## [To be done]
Transcribe each line exactly.

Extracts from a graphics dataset
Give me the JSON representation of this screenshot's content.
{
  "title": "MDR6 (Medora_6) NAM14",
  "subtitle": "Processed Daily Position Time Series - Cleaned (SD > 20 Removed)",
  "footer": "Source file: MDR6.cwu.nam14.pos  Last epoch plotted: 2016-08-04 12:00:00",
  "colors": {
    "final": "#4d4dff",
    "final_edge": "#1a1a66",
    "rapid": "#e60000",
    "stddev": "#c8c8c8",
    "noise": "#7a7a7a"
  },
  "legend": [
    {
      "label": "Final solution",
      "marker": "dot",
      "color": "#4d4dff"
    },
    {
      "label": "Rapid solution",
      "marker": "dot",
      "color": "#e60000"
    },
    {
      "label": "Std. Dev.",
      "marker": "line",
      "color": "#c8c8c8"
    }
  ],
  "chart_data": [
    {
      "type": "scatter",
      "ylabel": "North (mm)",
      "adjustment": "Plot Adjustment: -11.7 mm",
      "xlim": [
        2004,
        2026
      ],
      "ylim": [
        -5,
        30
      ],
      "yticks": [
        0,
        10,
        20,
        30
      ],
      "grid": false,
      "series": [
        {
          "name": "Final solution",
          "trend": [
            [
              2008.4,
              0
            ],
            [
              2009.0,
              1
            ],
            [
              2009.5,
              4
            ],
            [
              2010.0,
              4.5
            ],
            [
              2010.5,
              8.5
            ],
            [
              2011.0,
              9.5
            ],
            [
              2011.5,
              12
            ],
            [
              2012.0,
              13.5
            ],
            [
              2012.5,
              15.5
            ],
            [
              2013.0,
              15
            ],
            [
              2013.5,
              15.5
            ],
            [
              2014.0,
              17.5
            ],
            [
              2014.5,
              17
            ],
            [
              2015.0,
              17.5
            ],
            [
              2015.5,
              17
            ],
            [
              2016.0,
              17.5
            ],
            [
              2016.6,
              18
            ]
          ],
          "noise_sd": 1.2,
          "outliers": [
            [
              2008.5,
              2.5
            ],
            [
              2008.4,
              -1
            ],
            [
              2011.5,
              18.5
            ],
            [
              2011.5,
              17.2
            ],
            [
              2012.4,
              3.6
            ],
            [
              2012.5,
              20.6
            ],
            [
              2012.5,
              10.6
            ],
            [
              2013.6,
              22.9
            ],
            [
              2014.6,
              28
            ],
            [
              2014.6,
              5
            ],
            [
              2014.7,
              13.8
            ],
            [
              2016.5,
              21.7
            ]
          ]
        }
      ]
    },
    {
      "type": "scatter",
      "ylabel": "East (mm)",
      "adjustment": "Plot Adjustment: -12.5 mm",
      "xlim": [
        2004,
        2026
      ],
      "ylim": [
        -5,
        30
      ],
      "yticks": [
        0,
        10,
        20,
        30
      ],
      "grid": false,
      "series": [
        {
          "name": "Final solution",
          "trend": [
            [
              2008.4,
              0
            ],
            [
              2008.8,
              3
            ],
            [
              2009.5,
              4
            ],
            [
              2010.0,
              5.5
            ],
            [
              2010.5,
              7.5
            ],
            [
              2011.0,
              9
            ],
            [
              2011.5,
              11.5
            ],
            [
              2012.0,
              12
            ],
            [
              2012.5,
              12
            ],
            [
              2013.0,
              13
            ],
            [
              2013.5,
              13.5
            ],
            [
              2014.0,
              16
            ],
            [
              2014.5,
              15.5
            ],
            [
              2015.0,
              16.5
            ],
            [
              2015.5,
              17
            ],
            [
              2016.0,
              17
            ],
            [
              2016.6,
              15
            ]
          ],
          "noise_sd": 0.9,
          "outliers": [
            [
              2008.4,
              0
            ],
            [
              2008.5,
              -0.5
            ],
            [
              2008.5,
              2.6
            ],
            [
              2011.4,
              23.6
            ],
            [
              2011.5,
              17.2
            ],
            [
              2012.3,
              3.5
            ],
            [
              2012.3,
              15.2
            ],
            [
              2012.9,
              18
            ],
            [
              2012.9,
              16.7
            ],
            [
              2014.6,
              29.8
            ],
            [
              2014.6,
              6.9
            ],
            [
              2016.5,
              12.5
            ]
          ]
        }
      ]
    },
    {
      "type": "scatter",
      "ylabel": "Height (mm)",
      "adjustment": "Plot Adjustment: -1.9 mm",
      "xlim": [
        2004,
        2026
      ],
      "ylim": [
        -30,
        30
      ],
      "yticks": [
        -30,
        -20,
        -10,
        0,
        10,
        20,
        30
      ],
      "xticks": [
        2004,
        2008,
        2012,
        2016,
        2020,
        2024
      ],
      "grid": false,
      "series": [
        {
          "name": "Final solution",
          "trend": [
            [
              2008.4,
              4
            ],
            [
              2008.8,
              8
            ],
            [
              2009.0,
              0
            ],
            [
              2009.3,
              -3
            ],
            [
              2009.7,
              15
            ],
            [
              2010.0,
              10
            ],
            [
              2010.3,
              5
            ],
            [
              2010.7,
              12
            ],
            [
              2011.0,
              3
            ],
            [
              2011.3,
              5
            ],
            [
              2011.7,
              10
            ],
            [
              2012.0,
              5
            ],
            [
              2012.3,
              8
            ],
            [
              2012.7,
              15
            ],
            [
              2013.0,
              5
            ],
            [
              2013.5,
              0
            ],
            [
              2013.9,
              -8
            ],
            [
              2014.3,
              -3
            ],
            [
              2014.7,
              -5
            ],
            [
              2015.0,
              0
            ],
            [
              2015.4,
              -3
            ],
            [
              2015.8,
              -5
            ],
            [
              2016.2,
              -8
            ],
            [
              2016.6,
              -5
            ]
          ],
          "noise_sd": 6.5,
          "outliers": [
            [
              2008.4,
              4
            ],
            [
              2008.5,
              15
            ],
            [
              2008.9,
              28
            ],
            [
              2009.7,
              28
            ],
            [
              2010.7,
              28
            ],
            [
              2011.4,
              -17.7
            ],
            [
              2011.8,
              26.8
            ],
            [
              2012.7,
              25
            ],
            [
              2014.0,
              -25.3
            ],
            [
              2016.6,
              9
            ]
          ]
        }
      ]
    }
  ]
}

## [Full answer]
Give me the JSON representation of this screenshot's content.
{
  "title": "MDR6 (Medora_6) NAM14",
  "subtitle": "Processed Daily Position Time Series - Cleaned (SD > 20 Removed)",
  "footer": "Source file: MDR6.cwu.nam14.pos  Last epoch plotted: 2016-08-04 12:00:00",
  "colors": {
    "final": "#4d4dff",
    "final_edge": "#1a1a66",
    "rapid": "#e60000",
    "stddev": "#c8c8c8",
    "noise": "#7a7a7a"
  },
  "legend": [
    {
      "label": "Final solution",
      "marker": "dot",
      "color": "#4d4dff"
    },
    {
      "label": "Rapid solution",
      "marker": "dot",
      "color": "#e60000"
    },
    {
      "label": "Std. Dev.",
      "marker": "line",
      "color": "#c8c8c8"
    }
  ],
  "chart_data": [
    {
      "type": "scatter",
      "ylabel": "North (mm)",
      "adjustment": "Plot Adjustment: -11.7 mm",
      "xlim": [
        2004,
        2026
      ],
      "ylim": [
        -5,
        30
      ],
      "yticks": [
        0,
        10,
        20,
        30
      ],
      "grid": false,
      "series": [
        {
          "name": "Final solution",
          "trend": [
            [
              2008.4,
              0
            ],
            [
              2009.0,
              1
            ],
            [
              2009.5,
              4
            ],
            [
              2010.0,
              4.5
            ],
            [
              2010.5,
              8.5
            ],
            [
              2011.0,
              9.5
            ],
            [
              2011.5,
              12
            ],
            [
              2012.0,
              13.5
            ],
            [
              2012.5,
              15.5
            ],
            [
              2013.0,
              15
            ],
            [
              2013.5,
              15.5
            ],
            [
              2014.0,
              17.5
            ],
            [
              2014.5,
              17
            ],
            [
              2015.0,
              17.5
            ],
            [
              2015.5,
              17
            ],
            [
              2016.0,
              17.5
            ],
            [
              2016.6,
              18
            ]
          ],
          "noise_sd": 1.2,
          "outliers": [
            [
              2008.5,
              2.5
            ],
            [
              2008.4,
              -1
            ],
            [
              2011.5,
              18.5
            ],
            [
              2011.5,
              17.2
            ],
            [
              2012.4,
              3.6
            ],
            [
              2012.5,
              20.6
            ],
            [
              2012.5,
              10.6
            ],
            [
              2013.6,
              22.9
            ],
            [
              2014.6,
              28
            ],
            [
              2014.6,
              5
            ],
            [
              2014.7,
              13.8
            ],
            [
              2016.5,
              21.7
            ]
          ]
        }
      ]
    },
    {
      "type": "scatter",
      "ylabel": "East (mm)",
      "adjustment": "Plot Adjustment: -12.5 mm",
      "xlim": [
        2004,
        2026
      ],
      "ylim": [
        -5,
        30
      ],
      "yticks": [
        0,
        10,
        20,
        30
      ],
      "grid": false,
      "series": [
        {
          "name": "Final solution",
          "trend": [
            [
              2008.4,
              0
            ],
            [
              2008.8,
              3
            ],
            [
              2009.5,
              4
            ],
            [
              2010.0,
              5.5
            ],
            [
              2010.5,
              7.5
            ],
            [
              2011.0,
              9
            ],
            [
              2011.5,
              11.5
            ],
            [
              2012.0,
              12
            ],
            [
              2012.5,
              12
            ],
            [
              2013.0,
              13
            ],
            [
              2013.5,
              13.5
            ],
            [
              2014.0,
              16
            ],
            [
              2014.5,
              15.5
            ],
            [
              2015.0,
              16.5
            ],
            [
              2015.5,
              17
            ],
            [
              2016.0,
              17
            ],
            [
              2016.6,
              15
            ]
          ],
          "noise_sd": 0.9,
          "outliers": [
            [
              2008.4,
              0
            ],
            [
              2008.5,
              -0.5
            ],
            [
              2008.5,
              2.6
            ],
            [
              2011.4,
              23.6
            ],
            [
              2011.5,
              17.2
            ],
            [
              2012.3,
              3.5
            ],
            [
              2012.3,
              15.2
            ],
            [
              2012.9,
              18
            ],
            [
              2012.9,
              16.7
            ],
            [
              2014.6,
              29.8
            ],
            [
              2014.6,
              6.9
            ],
            [
              2016.5,
              12.5
            ]
          ]
        }
      ]
    },
    {
      "type": "scatter",
      "ylabel": "Height (mm)",
      "adjustment": "Plot Adjustment: -1.9 mm",
      "xlim": [
        2004,
        2026
      ],
      "ylim": [
        -30,
        30
      ],
      "yticks": [
        -30,
        -20,
        -10,
        0,
        10,
        20,
        30
      ],
      "xticks": [
        2004,
        2008,
        2012,
        2016,
        2020,
        2024
      ],
      "grid": false,
      "series": [
        {
          "name": "Final solution",
          "trend": [
            [
              2008.4,
              4
            ],
            [
              2008.8,
              8
            ],
            [
              2009.0,
              0
            ],
            [
              2009.3,
              -3
            ],
            [
              2009.7,
              15
            ],
            [
              2010.0,
              10
            ],
            [
              2010.3,
              5
            ],
            [
              2010.7,
              12
            ],
            [
              2011.0,
              3
            ],
            [
              2011.3,
              5
            ],
            [
              2011.7,
              10
            ],
            [
              2012.0,
              5
            ],
            [
              2012.3,
              8
            ],
            [
              2012.7,
              15
            ],
            [
              2013.0,
              5
            ],
            [
              2013.5,
              0
            ],
            [
              2013.9,
              -8
            ],
            [
              2014.3,
              -3
            ],
            [
              2014.7,
              -5
            ],
            [
              2015.0,
              0
            ],
            [
              2015.4,
              -3
            ],
            [
              2015.8,
              -5
            ],
            [
              2016.2,
              -8
            ],
            [
              2016.6,
              -5
            ]
          ],
          "noise_sd": 6.5,
          "outliers": [
            [
              2008.4,
              4
            ],
            [
              2008.5,
              15
            ],
            [
              2008.9,
              28
            ],
            [
              2009.7,
              28
            ],
            [
              2010.7,
              28
            ],
            [
              2011.4,
              -17.7
            ],
            [
              2011.8,
              26.8
            ],
            [
              2012.7,
              25
            ],
            [
              2014.0,
              -25.3
            ],
            [
              2016.6,
              9
            ]
          ]
        }
      ]
    }
  ]
}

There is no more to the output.